Dataset entries:
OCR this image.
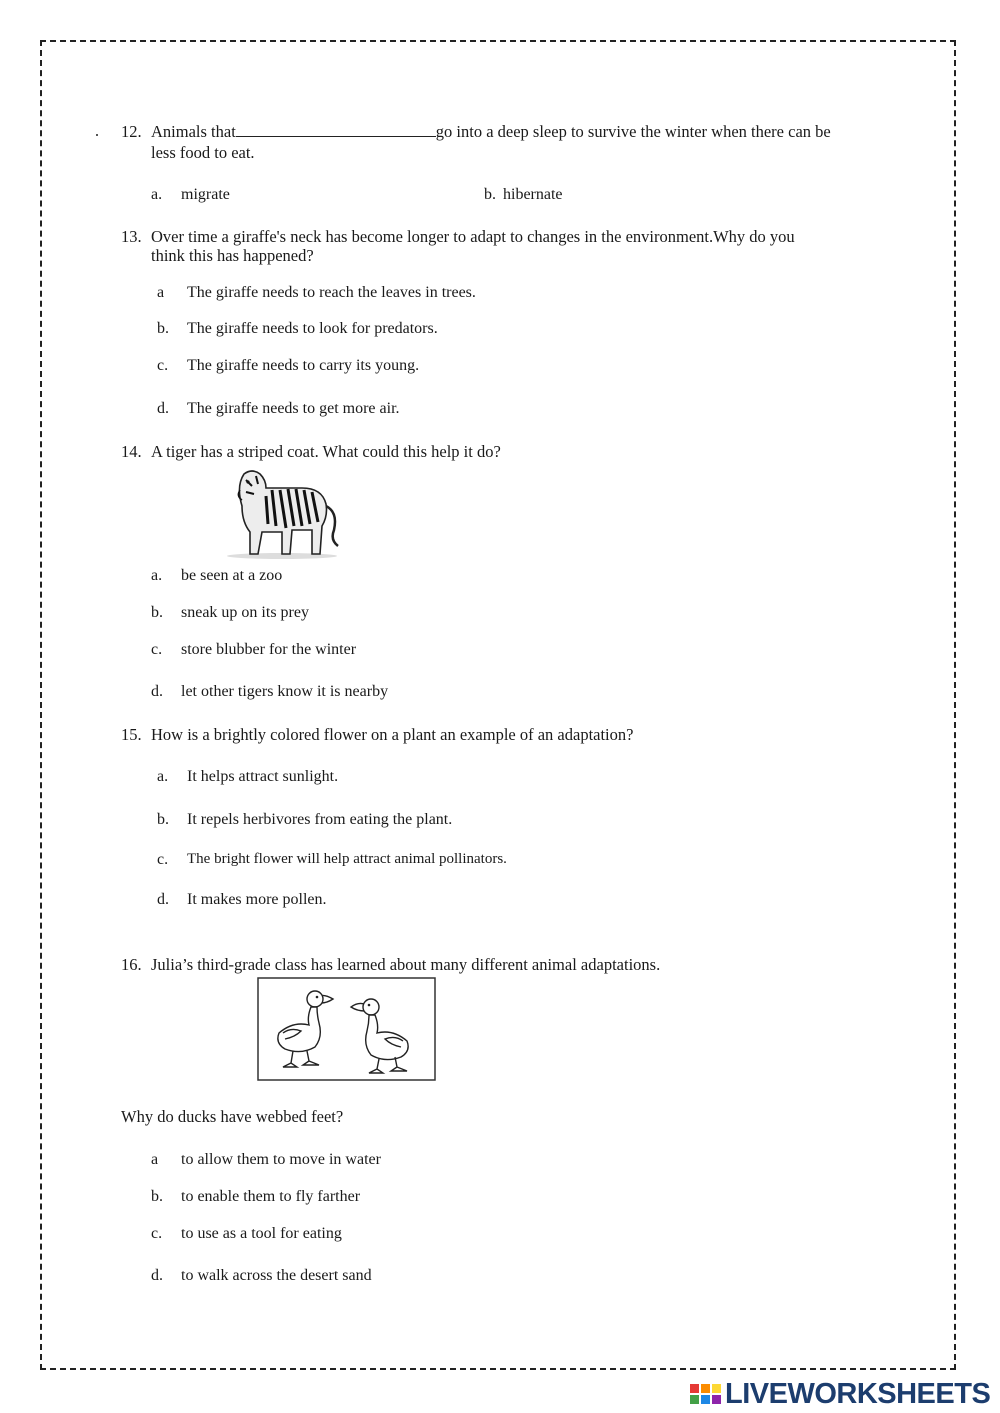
12. Animals that	go into a deep sleep to survive the winter when there can be
less food to eat.
a. migrate	b. hibernate
13. Over time a giraffe's neck has become longer to adapt to changes in the environment.Why do you
think this has happened?
a The giraffe needs to reach the leaves in trees.
b. The giraffe needs to look for predators.
c. The giraffe needs to carry its young.
d. The giraffe needs to get more air.
14. A tiger has a striped coat. What could this help it do?
a. be seen at a zoo
b. sneak up on its prey
c. store blubber for the winter
d. let other tigers know it is nearby
15. How is a brightly colored flower on a plant an example of an adaptation?
a. It helps attract sunlight.
b. It repels herbivores from eating the plant.
c. The bright flower will help attract animal pollinators.
d. It makes more pollen.
16. Julia’s third-grade class has learned about many different animal adaptations.
Why do ducks have webbed feet?
a to allow them to move in water
b. to enable them to fly farther
c. to use as a tool for eating
d. to walk across the desert sand
LIVEWORKSHEETS
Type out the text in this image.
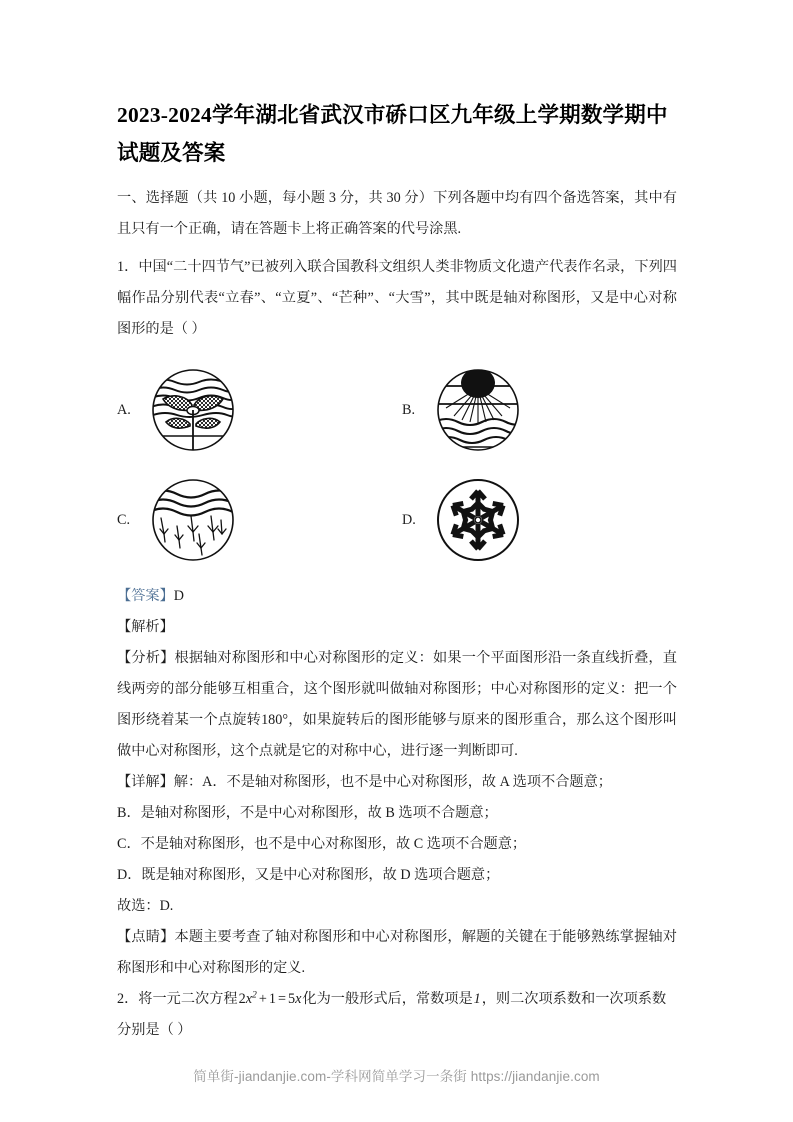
2023-2024学年湖北省武汉市硚口区九年级上学期数学期中试题及答案

一、选择题（共 10 小题，每小题 3 分，共 30 分）下列各题中均有四个备选答案，其中有且只有一个正确，请在答题卡上将正确答案的代号涂黑.

1．中国“二十四节气”已被列入联合国教科文组织人类非物质文化遗产代表作名录，下列四幅作品分别代表“立春”、“立夏”、“芒种”、“大雪”，其中既是轴对称图形，又是中心对称图形的是（ ）

A.	B.
C.	D.

【答案】D

【解析】

【分析】根据轴对称图形和中心对称图形的定义：如果一个平面图形沿一条直线折叠，直线两旁的部分能够互相重合，这个图形就叫做轴对称图形；中心对称图形的定义：把一个图形绕着某一个点旋转180°，如果旋转后的图形能够与原来的图形重合，那么这个图形叫做中心对称图形，这个点就是它的对称中心，进行逐一判断即可.

【详解】解：A．不是轴对称图形，也不是中心对称图形，故 A 选项不合题意；

B．是轴对称图形，不是中心对称图形，故 B 选项不合题意；

C．不是轴对称图形，也不是中心对称图形，故 C 选项不合题意；

D．既是轴对称图形，又是中心对称图形，故 D 选项合题意；

故选：D.

【点睛】本题主要考查了轴对称图形和中心对称图形，解题的关键在于能够熟练掌握轴对称图形和中心对称图形的定义.

2．将一元二次方程$2x^2 + 1 = 5x$化为一般形式后，常数项是1，则二次项系数和一次项系数

分别是（ ）

简单街-jiandanjie.com-学科网简单学习一条街 https://jiandanjie.com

• TO DO:
Transcribe the material exactly, and leave out whatever pictures it holds.

• EXPECTED OUTPUT:
OCR this image.
12. Animals that	go into a deep sleep to survive the winter when there can be
less food to eat.
a. migrate	b. hibernate
13. Over time a giraffe's neck has become longer to adapt to changes in the environment.Why do you
think this has happened?
a The giraffe needs to reach the leaves in trees.
b. The giraffe needs to look for predators.
c. The giraffe needs to carry its young.
d. The giraffe needs to get more air.
14. A tiger has a striped coat. What could this help it do?
a. be seen at a zoo
b. sneak up on its prey
c. store blubber for the winter
d. let other tigers know it is nearby
15. How is a brightly colored flower on a plant an example of an adaptation?
a. It helps attract sunlight.
b. It repels herbivores from eating the plant.
c. The bright flower will help attract animal pollinators.
d. It makes more pollen.
16. Julia’s third-grade class has learned about many different animal adaptations.
Why do ducks have webbed feet?
a to allow them to move in water
b. to enable them to fly farther
c. to use as a tool for eating
d. to walk across the desert sand
LIVEWORKSHEETS
Type out the text in this image.
2023-2024学年湖北省武汉市硚口区九年级上学期数学期中试题及答案

一、选择题（共 10 小题，每小题 3 分，共 30 分）下列各题中均有四个备选答案，其中有且只有一个正确，请在答题卡上将正确答案的代号涂黑.

1．中国“二十四节气”已被列入联合国教科文组织人类非物质文化遗产代表作名录，下列四幅作品分别代表“立春”、“立夏”、“芒种”、“大雪”，其中既是轴对称图形，又是中心对称图形的是（ ）

A.	B.
C.	D.

【答案】D

【解析】

【分析】根据轴对称图形和中心对称图形的定义：如果一个平面图形沿一条直线折叠，直线两旁的部分能够互相重合，这个图形就叫做轴对称图形；中心对称图形的定义：把一个图形绕着某一个点旋转180°，如果旋转后的图形能够与原来的图形重合，那么这个图形叫做中心对称图形，这个点就是它的对称中心，进行逐一判断即可.

【详解】解：A．不是轴对称图形，也不是中心对称图形，故 A 选项不合题意；

B．是轴对称图形，不是中心对称图形，故 B 选项不合题意；

C．不是轴对称图形，也不是中心对称图形，故 C 选项不合题意；

D．既是轴对称图形，又是中心对称图形，故 D 选项合题意；

故选：D.

【点睛】本题主要考查了轴对称图形和中心对称图形，解题的关键在于能够熟练掌握轴对称图形和中心对称图形的定义.

2．将一元二次方程$2x^2 + 1 = 5x$化为一般形式后，常数项是1，则二次项系数和一次项系数

分别是（ ）

简单街-jiandanjie.com-学科网简单学习一条街 https://jiandanjie.com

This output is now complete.